Without skipping anything, write out each record below exactly.

-- Begin STORED RECORDS --

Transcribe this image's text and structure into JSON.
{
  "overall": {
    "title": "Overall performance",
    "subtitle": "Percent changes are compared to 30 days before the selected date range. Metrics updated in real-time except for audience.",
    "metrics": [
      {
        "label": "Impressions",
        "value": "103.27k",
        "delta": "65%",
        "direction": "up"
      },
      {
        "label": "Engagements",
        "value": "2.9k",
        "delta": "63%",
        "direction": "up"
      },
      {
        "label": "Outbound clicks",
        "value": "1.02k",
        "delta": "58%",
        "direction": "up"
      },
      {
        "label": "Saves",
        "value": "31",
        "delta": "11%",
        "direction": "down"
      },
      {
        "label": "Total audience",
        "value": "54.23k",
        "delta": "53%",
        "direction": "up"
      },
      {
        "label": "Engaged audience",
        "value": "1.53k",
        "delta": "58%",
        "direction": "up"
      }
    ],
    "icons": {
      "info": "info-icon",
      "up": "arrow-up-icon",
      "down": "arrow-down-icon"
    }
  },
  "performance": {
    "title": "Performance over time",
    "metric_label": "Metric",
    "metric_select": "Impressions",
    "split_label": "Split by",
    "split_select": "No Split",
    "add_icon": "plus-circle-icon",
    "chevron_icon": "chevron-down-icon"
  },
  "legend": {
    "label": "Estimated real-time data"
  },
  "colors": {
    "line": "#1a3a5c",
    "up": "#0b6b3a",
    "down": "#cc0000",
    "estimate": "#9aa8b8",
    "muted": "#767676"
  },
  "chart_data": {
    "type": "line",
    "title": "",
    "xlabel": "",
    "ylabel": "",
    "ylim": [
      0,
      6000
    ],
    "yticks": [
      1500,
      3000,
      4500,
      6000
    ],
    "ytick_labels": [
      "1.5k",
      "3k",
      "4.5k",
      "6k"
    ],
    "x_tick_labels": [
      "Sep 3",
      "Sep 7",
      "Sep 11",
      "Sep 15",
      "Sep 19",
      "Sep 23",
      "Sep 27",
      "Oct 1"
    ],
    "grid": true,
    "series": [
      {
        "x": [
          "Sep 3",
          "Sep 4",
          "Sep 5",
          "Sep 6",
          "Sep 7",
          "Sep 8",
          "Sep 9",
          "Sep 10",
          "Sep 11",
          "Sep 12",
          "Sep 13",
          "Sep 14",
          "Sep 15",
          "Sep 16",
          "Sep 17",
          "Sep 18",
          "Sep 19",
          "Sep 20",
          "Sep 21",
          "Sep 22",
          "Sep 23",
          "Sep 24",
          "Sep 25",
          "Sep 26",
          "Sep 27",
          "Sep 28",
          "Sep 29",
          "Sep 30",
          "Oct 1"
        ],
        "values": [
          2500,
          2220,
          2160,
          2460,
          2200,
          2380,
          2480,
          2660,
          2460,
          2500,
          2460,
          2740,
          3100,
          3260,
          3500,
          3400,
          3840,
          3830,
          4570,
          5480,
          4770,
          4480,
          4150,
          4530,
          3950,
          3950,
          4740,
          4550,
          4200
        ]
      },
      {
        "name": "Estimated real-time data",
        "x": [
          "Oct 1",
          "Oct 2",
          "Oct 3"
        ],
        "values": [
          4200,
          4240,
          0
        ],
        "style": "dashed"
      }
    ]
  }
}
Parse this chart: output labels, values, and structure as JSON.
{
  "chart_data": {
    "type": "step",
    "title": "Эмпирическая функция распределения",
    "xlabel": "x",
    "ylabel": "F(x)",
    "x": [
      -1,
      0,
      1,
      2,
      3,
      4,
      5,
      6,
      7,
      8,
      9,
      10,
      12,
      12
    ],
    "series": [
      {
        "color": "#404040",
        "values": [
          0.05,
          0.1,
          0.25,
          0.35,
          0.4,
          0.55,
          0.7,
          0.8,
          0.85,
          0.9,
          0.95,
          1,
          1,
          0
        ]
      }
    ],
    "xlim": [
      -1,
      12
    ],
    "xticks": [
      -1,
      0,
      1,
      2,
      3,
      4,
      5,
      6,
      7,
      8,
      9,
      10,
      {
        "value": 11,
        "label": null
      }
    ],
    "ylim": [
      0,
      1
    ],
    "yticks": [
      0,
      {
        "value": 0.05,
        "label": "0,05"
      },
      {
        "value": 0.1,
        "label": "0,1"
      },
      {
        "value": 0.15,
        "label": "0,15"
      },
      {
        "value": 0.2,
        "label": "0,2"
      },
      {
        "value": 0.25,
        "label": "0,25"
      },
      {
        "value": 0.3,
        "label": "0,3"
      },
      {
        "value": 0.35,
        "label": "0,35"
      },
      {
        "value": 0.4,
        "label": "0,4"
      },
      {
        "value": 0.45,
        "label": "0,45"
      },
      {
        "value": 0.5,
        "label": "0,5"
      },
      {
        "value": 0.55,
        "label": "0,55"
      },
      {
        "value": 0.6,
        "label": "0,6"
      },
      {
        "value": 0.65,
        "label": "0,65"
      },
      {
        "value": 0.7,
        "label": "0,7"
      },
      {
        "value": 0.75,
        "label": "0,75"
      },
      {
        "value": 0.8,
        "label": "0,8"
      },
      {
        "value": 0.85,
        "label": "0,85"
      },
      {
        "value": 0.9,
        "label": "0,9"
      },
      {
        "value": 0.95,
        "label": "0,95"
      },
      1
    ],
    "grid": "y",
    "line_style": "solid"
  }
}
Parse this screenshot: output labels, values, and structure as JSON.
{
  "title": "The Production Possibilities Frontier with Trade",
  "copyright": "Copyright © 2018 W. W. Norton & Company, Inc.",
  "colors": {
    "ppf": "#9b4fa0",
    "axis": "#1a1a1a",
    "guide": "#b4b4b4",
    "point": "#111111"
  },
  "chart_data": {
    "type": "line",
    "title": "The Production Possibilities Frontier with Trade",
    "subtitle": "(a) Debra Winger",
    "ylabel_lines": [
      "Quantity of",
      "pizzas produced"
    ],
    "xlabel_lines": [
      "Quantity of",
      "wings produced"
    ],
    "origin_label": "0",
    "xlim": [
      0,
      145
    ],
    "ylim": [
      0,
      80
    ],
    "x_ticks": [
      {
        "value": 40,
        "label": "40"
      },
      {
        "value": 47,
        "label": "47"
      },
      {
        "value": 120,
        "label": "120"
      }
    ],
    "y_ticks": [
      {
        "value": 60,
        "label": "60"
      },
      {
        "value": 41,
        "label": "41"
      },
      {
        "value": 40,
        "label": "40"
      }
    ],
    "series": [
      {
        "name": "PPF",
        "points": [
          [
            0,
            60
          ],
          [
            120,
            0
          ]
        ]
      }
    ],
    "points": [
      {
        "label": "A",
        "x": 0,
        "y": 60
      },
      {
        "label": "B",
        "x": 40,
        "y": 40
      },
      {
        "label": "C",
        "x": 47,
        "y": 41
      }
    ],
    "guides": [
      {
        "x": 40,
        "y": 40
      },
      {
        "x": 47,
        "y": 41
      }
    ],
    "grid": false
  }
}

-- End STORED RECORDS --

*TASK OUTPUT*:
Transcribe this image's text and structure into JSON.
{
  "overall": {
    "title": "Overall performance",
    "subtitle": "Percent changes are compared to 30 days before the selected date range. Metrics updated in real-time except for audience.",
    "metrics": [
      {
        "label": "Impressions",
        "value": "103.27k",
        "delta": "65%",
        "direction": "up"
      },
      {
        "label": "Engagements",
        "value": "2.9k",
        "delta": "63%",
        "direction": "up"
      },
      {
        "label": "Outbound clicks",
        "value": "1.02k",
        "delta": "58%",
        "direction": "up"
      },
      {
        "label": "Saves",
        "value": "31",
        "delta": "11%",
        "direction": "down"
      },
      {
        "label": "Total audience",
        "value": "54.23k",
        "delta": "53%",
        "direction": "up"
      },
      {
        "label": "Engaged audience",
        "value": "1.53k",
        "delta": "58%",
        "direction": "up"
      }
    ],
    "icons": {
      "info": "info-icon",
      "up": "arrow-up-icon",
      "down": "arrow-down-icon"
    }
  },
  "performance": {
    "title": "Performance over time",
    "metric_label": "Metric",
    "metric_select": "Impressions",
    "split_label": "Split by",
    "split_select": "No Split",
    "add_icon": "plus-circle-icon",
    "chevron_icon": "chevron-down-icon"
  },
  "legend": {
    "label": "Estimated real-time data"
  },
  "colors": {
    "line": "#1a3a5c",
    "up": "#0b6b3a",
    "down": "#cc0000",
    "estimate": "#9aa8b8",
    "muted": "#767676"
  },
  "chart_data": {
    "type": "line",
    "title": "",
    "xlabel": "",
    "ylabel": "",
    "ylim": [
      0,
      6000
    ],
    "yticks": [
      1500,
      3000,
      4500,
      6000
    ],
    "ytick_labels": [
      "1.5k",
      "3k",
      "4.5k",
      "6k"
    ],
    "x_tick_labels": [
      "Sep 3",
      "Sep 7",
      "Sep 11",
      "Sep 15",
      "Sep 19",
      "Sep 23",
      "Sep 27",
      "Oct 1"
    ],
    "grid": true,
    "series": [
      {
        "x": [
          "Sep 3",
          "Sep 4",
          "Sep 5",
          "Sep 6",
          "Sep 7",
          "Sep 8",
          "Sep 9",
          "Sep 10",
          "Sep 11",
          "Sep 12",
          "Sep 13",
          "Sep 14",
          "Sep 15",
          "Sep 16",
          "Sep 17",
          "Sep 18",
          "Sep 19",
          "Sep 20",
          "Sep 21",
          "Sep 22",
          "Sep 23",
          "Sep 24",
          "Sep 25",
          "Sep 26",
          "Sep 27",
          "Sep 28",
          "Sep 29",
          "Sep 30",
          "Oct 1"
        ],
        "values": [
          2500,
          2220,
          2160,
          2460,
          2200,
          2380,
          2480,
          2660,
          2460,
          2500,
          2460,
          2740,
          3100,
          3260,
          3500,
          3400,
          3840,
          3830,
          4570,
          5480,
          4770,
          4480,
          4150,
          4530,
          3950,
          3950,
          4740,
          4550,
          4200
        ]
      },
      {
        "name": "Estimated real-time data",
        "x": [
          "Oct 1",
          "Oct 2",
          "Oct 3"
        ],
        "values": [
          4200,
          4240,
          0
        ],
        "style": "dashed"
      }
    ]
  }
}
Parse this chart: output labels, values, and structure as JSON.
{
  "chart_data": {
    "type": "step",
    "title": "Эмпирическая функция распределения",
    "xlabel": "x",
    "ylabel": "F(x)",
    "x": [
      -1,
      0,
      1,
      2,
      3,
      4,
      5,
      6,
      7,
      8,
      9,
      10,
      12,
      12
    ],
    "series": [
      {
        "color": "#404040",
        "values": [
          0.05,
          0.1,
          0.25,
          0.35,
          0.4,
          0.55,
          0.7,
          0.8,
          0.85,
          0.9,
          0.95,
          1,
          1,
          0
        ]
      }
    ],
    "xlim": [
      -1,
      12
    ],
    "xticks": [
      -1,
      0,
      1,
      2,
      3,
      4,
      5,
      6,
      7,
      8,
      9,
      10,
      {
        "value": 11,
        "label": null
      }
    ],
    "ylim": [
      0,
      1
    ],
    "yticks": [
      0,
      {
        "value": 0.05,
        "label": "0,05"
      },
      {
        "value": 0.1,
        "label": "0,1"
      },
      {
        "value": 0.15,
        "label": "0,15"
      },
      {
        "value": 0.2,
        "label": "0,2"
      },
      {
        "value": 0.25,
        "label": "0,25"
      },
      {
        "value": 0.3,
        "label": "0,3"
      },
      {
        "value": 0.35,
        "label": "0,35"
      },
      {
        "value": 0.4,
        "label": "0,4"
      },
      {
        "value": 0.45,
        "label": "0,45"
      },
      {
        "value": 0.5,
        "label": "0,5"
      },
      {
        "value": 0.55,
        "label": "0,55"
      },
      {
        "value": 0.6,
        "label": "0,6"
      },
      {
        "value": 0.65,
        "label": "0,65"
      },
      {
        "value": 0.7,
        "label": "0,7"
      },
      {
        "value": 0.75,
        "label": "0,75"
      },
      {
        "value": 0.8,
        "label": "0,8"
      },
      {
        "value": 0.85,
        "label": "0,85"
      },
      {
        "value": 0.9,
        "label": "0,9"
      },
      {
        "value": 0.95,
        "label": "0,95"
      },
      1
    ],
    "grid": "y",
    "line_style": "solid"
  }
}
Parse this screenshot: output labels, values, and structure as JSON.
{
  "title": "The Production Possibilities Frontier with Trade",
  "copyright": "Copyright © 2018 W. W. Norton & Company, Inc.",
  "colors": {
    "ppf": "#9b4fa0",
    "axis": "#1a1a1a",
    "guide": "#b4b4b4",
    "point": "#111111"
  },
  "chart_data": {
    "type": "line",
    "title": "The Production Possibilities Frontier with Trade",
    "subtitle": "(a) Debra Winger",
    "ylabel_lines": [
      "Quantity of",
      "pizzas produced"
    ],
    "xlabel_lines": [
      "Quantity of",
      "wings produced"
    ],
    "origin_label": "0",
    "xlim": [
      0,
      145
    ],
    "ylim": [
      0,
      80
    ],
    "x_ticks": [
      {
        "value": 40,
        "label": "40"
      },
      {
        "value": 47,
        "label": "47"
      },
      {
        "value": 120,
        "label": "120"
      }
    ],
    "y_ticks": [
      {
        "value": 60,
        "label": "60"
      },
      {
        "value": 41,
        "label": "41"
      },
      {
        "value": 40,
        "label": "40"
      }
    ],
    "series": [
      {
        "name": "PPF",
        "points": [
          [
            0,
            60
          ],
          [
            120,
            0
          ]
        ]
      }
    ],
    "points": [
      {
        "label": "A",
        "x": 0,
        "y": 60
      },
      {
        "label": "B",
        "x": 40,
        "y": 40
      },
      {
        "label": "C",
        "x": 47,
        "y": 41
      }
    ],
    "guides": [
      {
        "x": 40,
        "y": 40
      },
      {
        "x": 47,
        "y": 41
      }
    ],
    "grid": false
  }
}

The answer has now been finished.